**The task**
Your task is to copy the listing exactly, with the pictures left out.

**Records for this exercise**
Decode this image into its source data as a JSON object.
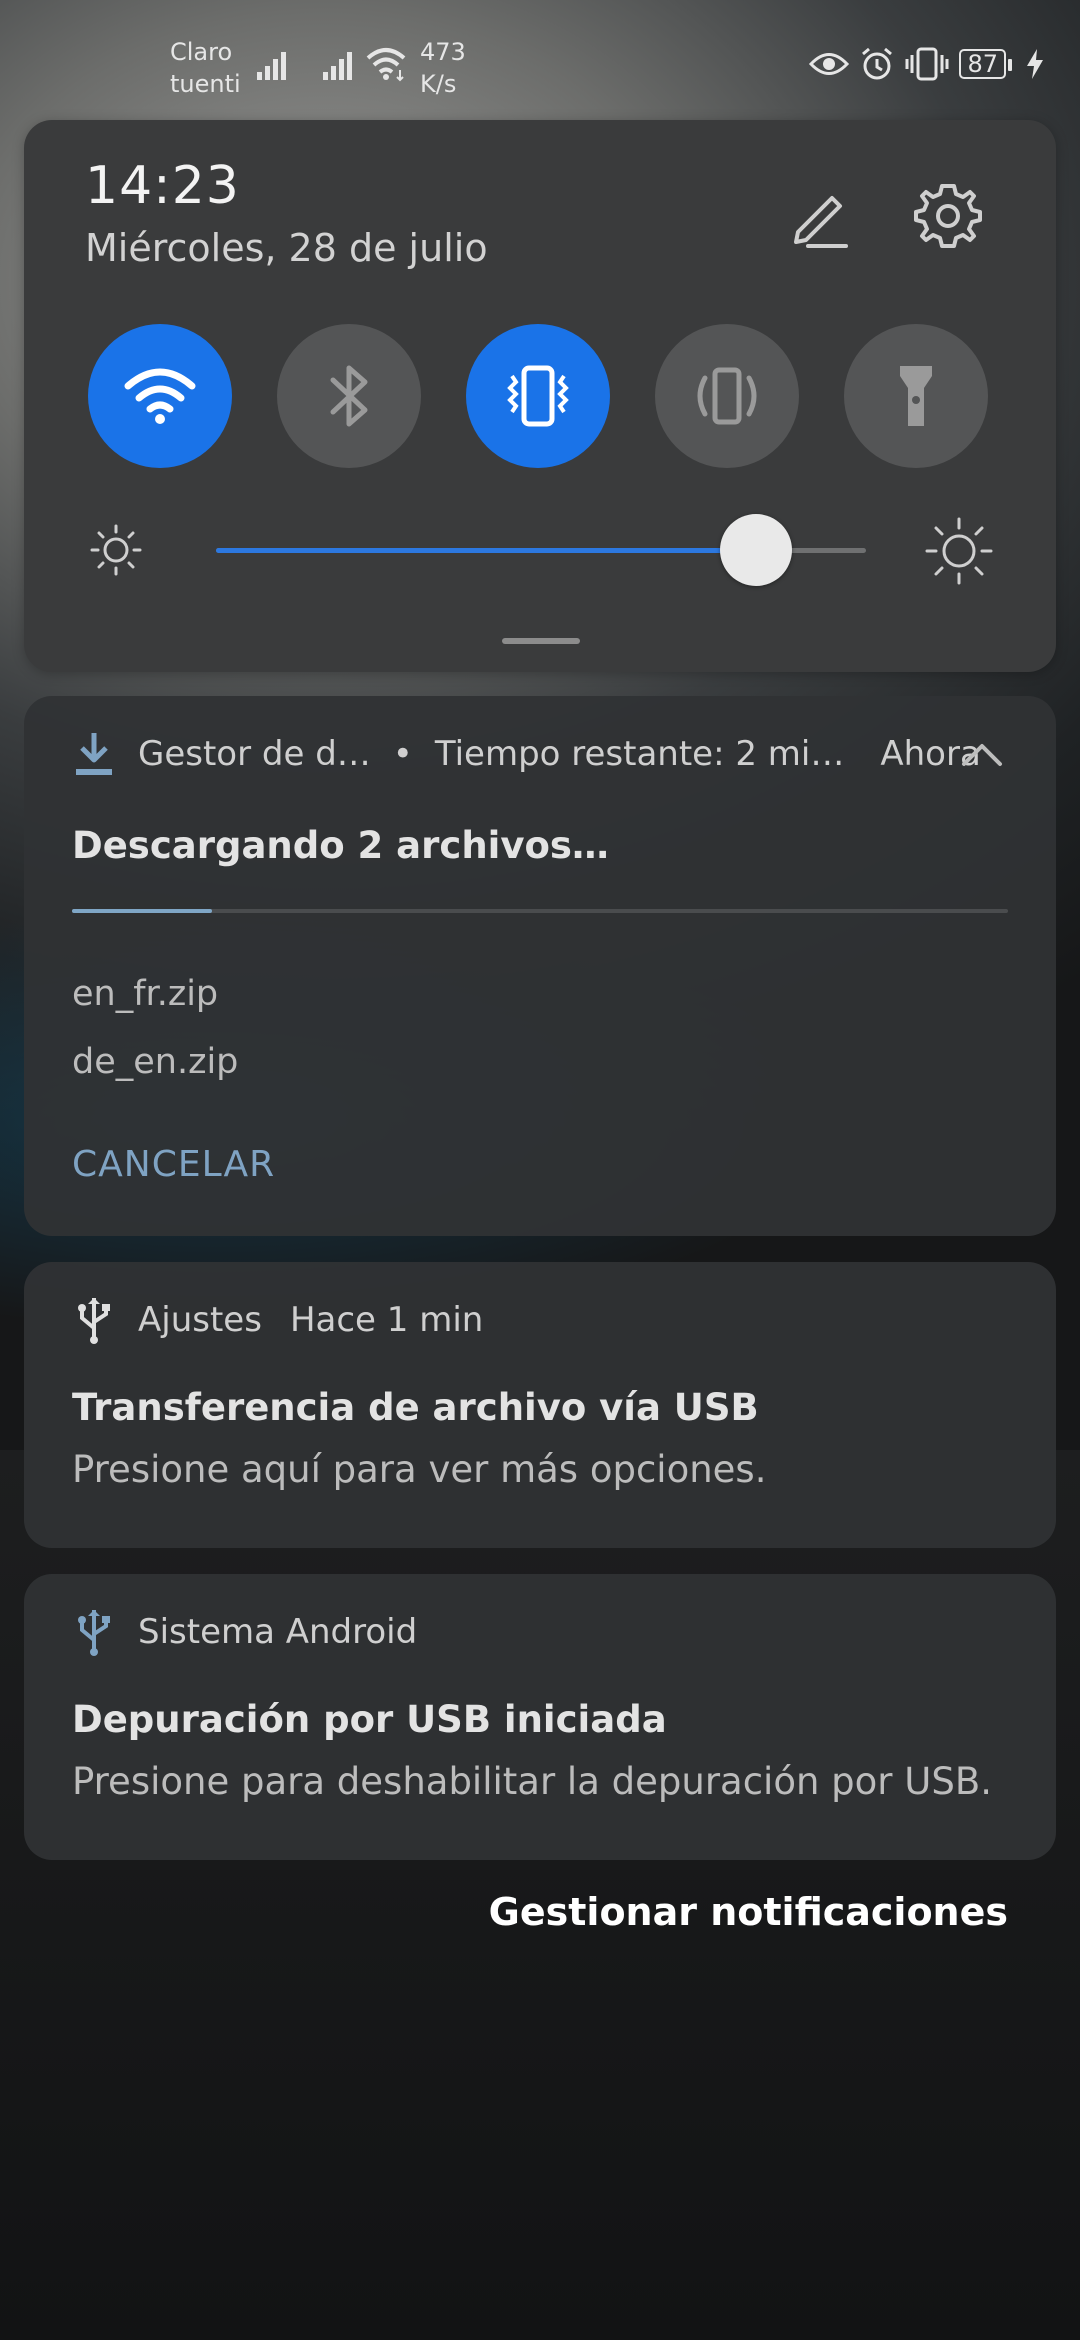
{
  "status_bar": {
    "carrier_1": "Claro",
    "carrier_2": "tuenti",
    "speed_value": "473",
    "speed_unit": "K/s",
    "battery": "87",
    "icons": [
      "signal-icon",
      "signal-icon",
      "wifi-icon",
      "eye-icon",
      "alarm-icon",
      "vibrate-icon",
      "battery-icon",
      "charging-icon"
    ]
  },
  "quick_settings": {
    "time": "14:23",
    "date": "Miércoles, 28 de julio",
    "toggles": [
      {
        "name": "wifi",
        "active": true
      },
      {
        "name": "bluetooth",
        "active": false
      },
      {
        "name": "vibrate",
        "active": true
      },
      {
        "name": "auto-rotate",
        "active": false
      },
      {
        "name": "flashlight",
        "active": false
      }
    ],
    "brightness_level": 0.83,
    "accent_color": "#1a73e8"
  },
  "notifications": {
    "download": {
      "app": "Gestor de d…",
      "separator": "•",
      "subtext": "Tiempo restante: 2 mi…",
      "time": "Ahora",
      "title": "Descargando 2 archivos…",
      "progress": 0.15,
      "files": [
        "en_fr.zip",
        "de_en.zip"
      ],
      "action": "CANCELAR"
    },
    "usb_transfer": {
      "app": "Ajustes",
      "time": "Hace 1 min",
      "title": "Transferencia de archivo vía USB",
      "body": "Presione aquí para ver más opciones."
    },
    "usb_debug": {
      "app": "Sistema Android",
      "title": "Depuración por USB iniciada",
      "body": "Presione para deshabilitar la depuración por USB."
    }
  },
  "manage_label": "Gestionar notificaciones"
}
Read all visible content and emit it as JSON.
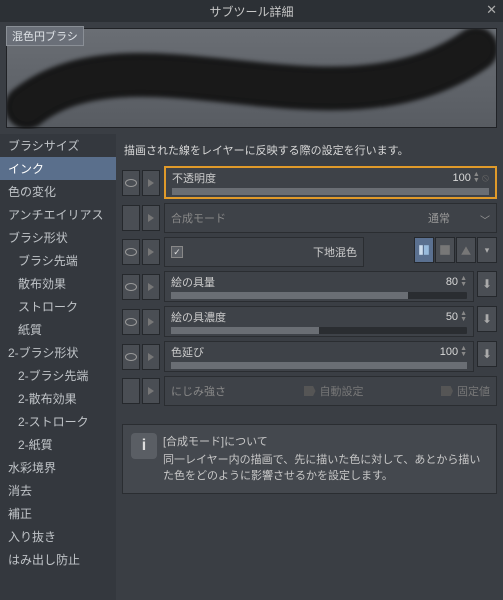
{
  "title": "サブツール詳細",
  "brush_name": "混色円ブラシ",
  "sidebar": {
    "items": [
      {
        "label": "ブラシサイズ"
      },
      {
        "label": "インク",
        "selected": true
      },
      {
        "label": "色の変化"
      },
      {
        "label": "アンチエイリアス"
      },
      {
        "label": "ブラシ形状"
      },
      {
        "label": "ブラシ先端",
        "sub": true
      },
      {
        "label": "散布効果",
        "sub": true
      },
      {
        "label": "ストローク",
        "sub": true
      },
      {
        "label": "紙質",
        "sub": true
      },
      {
        "label": "2-ブラシ形状"
      },
      {
        "label": "2-ブラシ先端",
        "sub": true
      },
      {
        "label": "2-散布効果",
        "sub": true
      },
      {
        "label": "2-ストローク",
        "sub": true
      },
      {
        "label": "2-紙質",
        "sub": true
      },
      {
        "label": "水彩境界"
      },
      {
        "label": "消去"
      },
      {
        "label": "補正"
      },
      {
        "label": "入り抜き"
      },
      {
        "label": "はみ出し防止"
      }
    ]
  },
  "content": {
    "description": "描画された線をレイヤーに反映する際の設定を行います。",
    "opacity": {
      "label": "不透明度",
      "value": "100",
      "pct": 100
    },
    "blend": {
      "label": "合成モード",
      "value": "通常"
    },
    "mix": {
      "label": "下地混色",
      "checked": true
    },
    "paint_amount": {
      "label": "絵の具量",
      "value": "80",
      "pct": 80
    },
    "paint_density": {
      "label": "絵の具濃度",
      "value": "50",
      "pct": 50
    },
    "color_stretch": {
      "label": "色延び",
      "value": "100",
      "pct": 100
    },
    "nijimi": {
      "label": "にじみ強さ",
      "auto": "自動設定",
      "fixed": "固定値"
    },
    "info": {
      "title": "[合成モード]について",
      "body": "同一レイヤー内の描画で、先に描いた色に対して、あとから描いた色をどのように影響させるかを設定します。"
    }
  }
}
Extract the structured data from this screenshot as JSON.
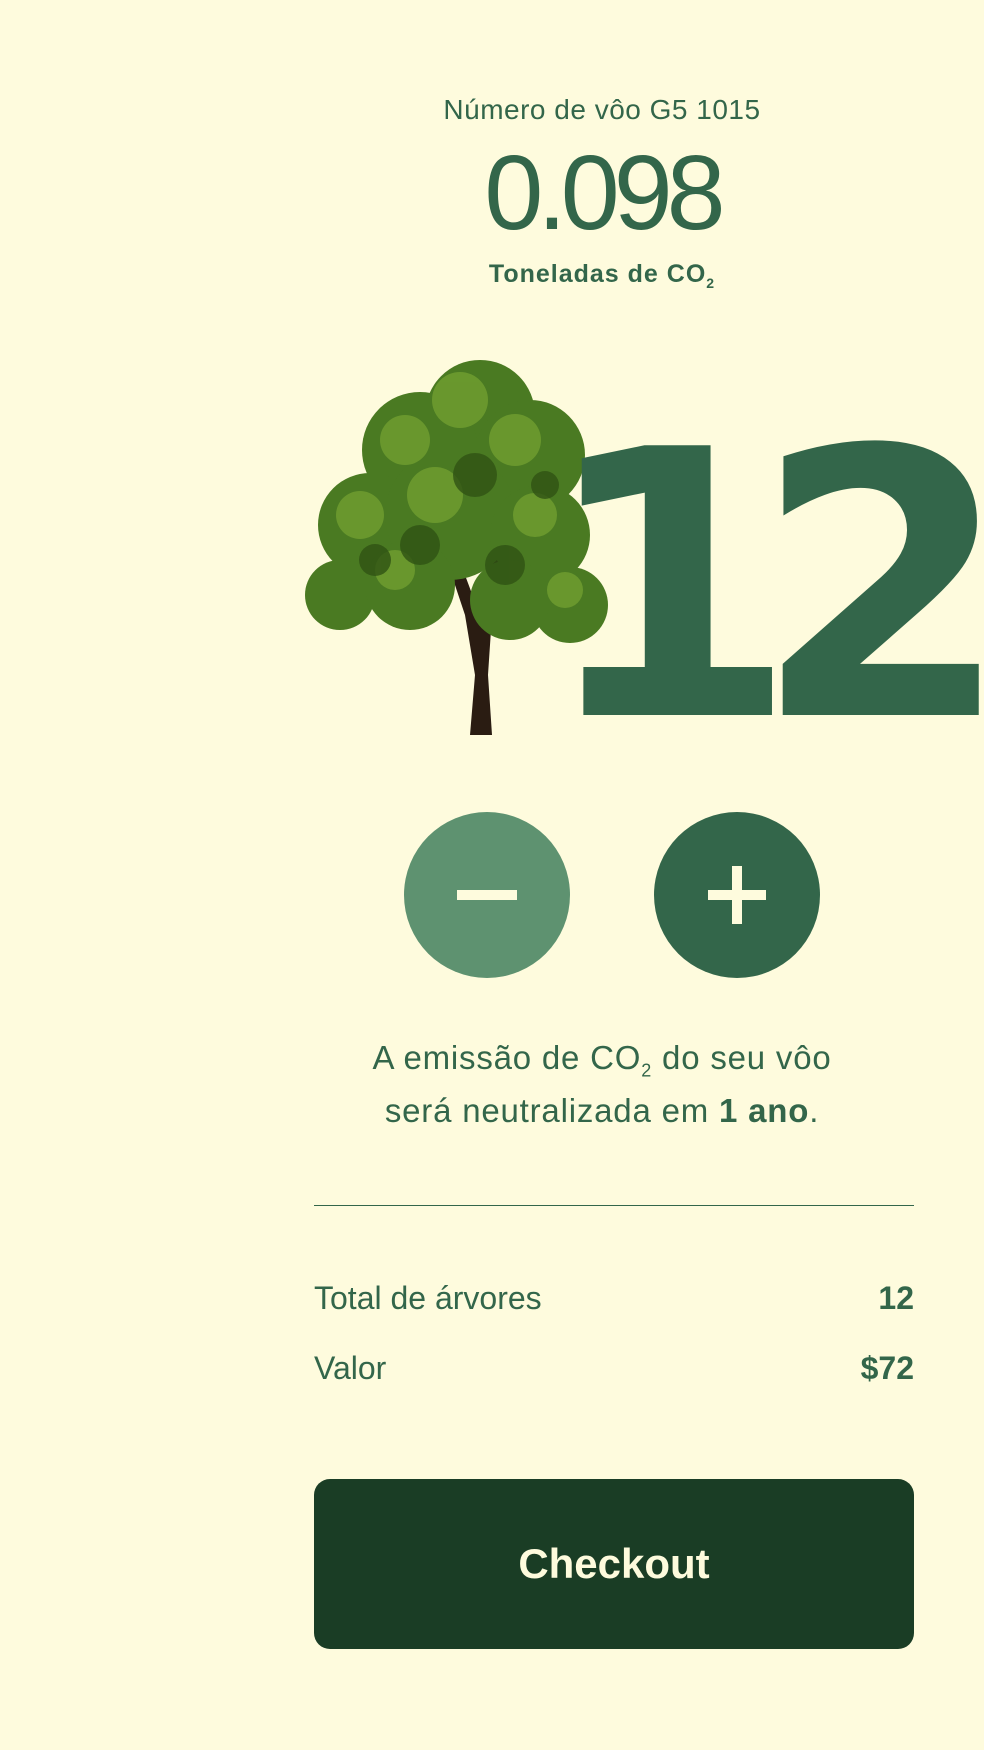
{
  "flight": {
    "label": "Número de vôo G5 1015"
  },
  "emission": {
    "value": "0.098",
    "unit_prefix": "Toneladas de CO",
    "unit_sub": "2"
  },
  "trees": {
    "count": "12"
  },
  "stepper": {
    "minus_icon": "minus-icon",
    "plus_icon": "plus-icon"
  },
  "neutralization": {
    "line1_prefix": "A emissão de CO",
    "sub": "2",
    "line1_suffix": " do seu vôo",
    "line2_prefix": "será neutralizada em ",
    "duration": "1 ano",
    "line2_suffix": "."
  },
  "summary": {
    "total_label": "Total de árvores",
    "total_value": "12",
    "price_label": "Valor",
    "price_value": "$72"
  },
  "checkout": {
    "label": "Checkout"
  },
  "colors": {
    "background": "#fefbdd",
    "primary": "#33664a",
    "minus_button": "#5e9270",
    "checkout_button": "#1a3d25"
  }
}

**Result**
Decode this image into its source data as a JSON object.
{
  "status_bar": {
    "carrier_1": "Claro",
    "carrier_2": "tuenti",
    "speed_value": "473",
    "speed_unit": "K/s",
    "battery": "87",
    "icons": [
      "signal-icon",
      "signal-icon",
      "wifi-icon",
      "eye-icon",
      "alarm-icon",
      "vibrate-icon",
      "battery-icon",
      "charging-icon"
    ]
  },
  "quick_settings": {
    "time": "14:23",
    "date": "Miércoles, 28 de julio",
    "toggles": [
      {
        "name": "wifi",
        "active": true
      },
      {
        "name": "bluetooth",
        "active": false
      },
      {
        "name": "vibrate",
        "active": true
      },
      {
        "name": "auto-rotate",
        "active": false
      },
      {
        "name": "flashlight",
        "active": false
      }
    ],
    "brightness_level": 0.83,
    "accent_color": "#1a73e8"
  },
  "notifications": {
    "download": {
      "app": "Gestor de d…",
      "separator": "•",
      "subtext": "Tiempo restante: 2 mi…",
      "time": "Ahora",
      "title": "Descargando 2 archivos…",
      "progress": 0.15,
      "files": [
        "en_fr.zip",
        "de_en.zip"
      ],
      "action": "CANCELAR"
    },
    "usb_transfer": {
      "app": "Ajustes",
      "time": "Hace 1 min",
      "title": "Transferencia de archivo vía USB",
      "body": "Presione aquí para ver más opciones."
    },
    "usb_debug": {
      "app": "Sistema Android",
      "title": "Depuración por USB iniciada",
      "body": "Presione para deshabilitar la depuración por USB."
    }
  },
  "manage_label": "Gestionar notificaciones"
}
Read all visible content and emit it as JSON.
{
  "title": "サブツール詳細",
  "brush_name": "混色円ブラシ",
  "sidebar": {
    "items": [
      {
        "label": "ブラシサイズ"
      },
      {
        "label": "インク",
        "selected": true
      },
      {
        "label": "色の変化"
      },
      {
        "label": "アンチエイリアス"
      },
      {
        "label": "ブラシ形状"
      },
      {
        "label": "ブラシ先端",
        "sub": true
      },
      {
        "label": "散布効果",
        "sub": true
      },
      {
        "label": "ストローク",
        "sub": true
      },
      {
        "label": "紙質",
        "sub": true
      },
      {
        "label": "2-ブラシ形状"
      },
      {
        "label": "2-ブラシ先端",
        "sub": true
      },
      {
        "label": "2-散布効果",
        "sub": true
      },
      {
        "label": "2-ストローク",
        "sub": true
      },
      {
        "label": "2-紙質",
        "sub": true
      },
      {
        "label": "水彩境界"
      },
      {
        "label": "消去"
      },
      {
        "label": "補正"
      },
      {
        "label": "入り抜き"
      },
      {
        "label": "はみ出し防止"
      }
    ]
  },
  "content": {
    "description": "描画された線をレイヤーに反映する際の設定を行います。",
    "opacity": {
      "label": "不透明度",
      "value": "100",
      "pct": 100
    },
    "blend": {
      "label": "合成モード",
      "value": "通常"
    },
    "mix": {
      "label": "下地混色",
      "checked": true
    },
    "paint_amount": {
      "label": "絵の具量",
      "value": "80",
      "pct": 80
    },
    "paint_density": {
      "label": "絵の具濃度",
      "value": "50",
      "pct": 50
    },
    "color_stretch": {
      "label": "色延び",
      "value": "100",
      "pct": 100
    },
    "nijimi": {
      "label": "にじみ強さ",
      "auto": "自動設定",
      "fixed": "固定値"
    },
    "info": {
      "title": "[合成モード]について",
      "body": "同一レイヤー内の描画で、先に描いた色に対して、あとから描いた色をどのように影響させるかを設定します。"
    }
  }
}
Extract the structured data from this screenshot as JSON.
{
  "flight": {
    "label": "Número de vôo G5 1015"
  },
  "emission": {
    "value": "0.098",
    "unit_prefix": "Toneladas de CO",
    "unit_sub": "2"
  },
  "trees": {
    "count": "12"
  },
  "stepper": {
    "minus_icon": "minus-icon",
    "plus_icon": "plus-icon"
  },
  "neutralization": {
    "line1_prefix": "A emissão de CO",
    "sub": "2",
    "line1_suffix": " do seu vôo",
    "line2_prefix": "será neutralizada em ",
    "duration": "1 ano",
    "line2_suffix": "."
  },
  "summary": {
    "total_label": "Total de árvores",
    "total_value": "12",
    "price_label": "Valor",
    "price_value": "$72"
  },
  "checkout": {
    "label": "Checkout"
  },
  "colors": {
    "background": "#fefbdd",
    "primary": "#33664a",
    "minus_button": "#5e9270",
    "checkout_button": "#1a3d25"
  }
}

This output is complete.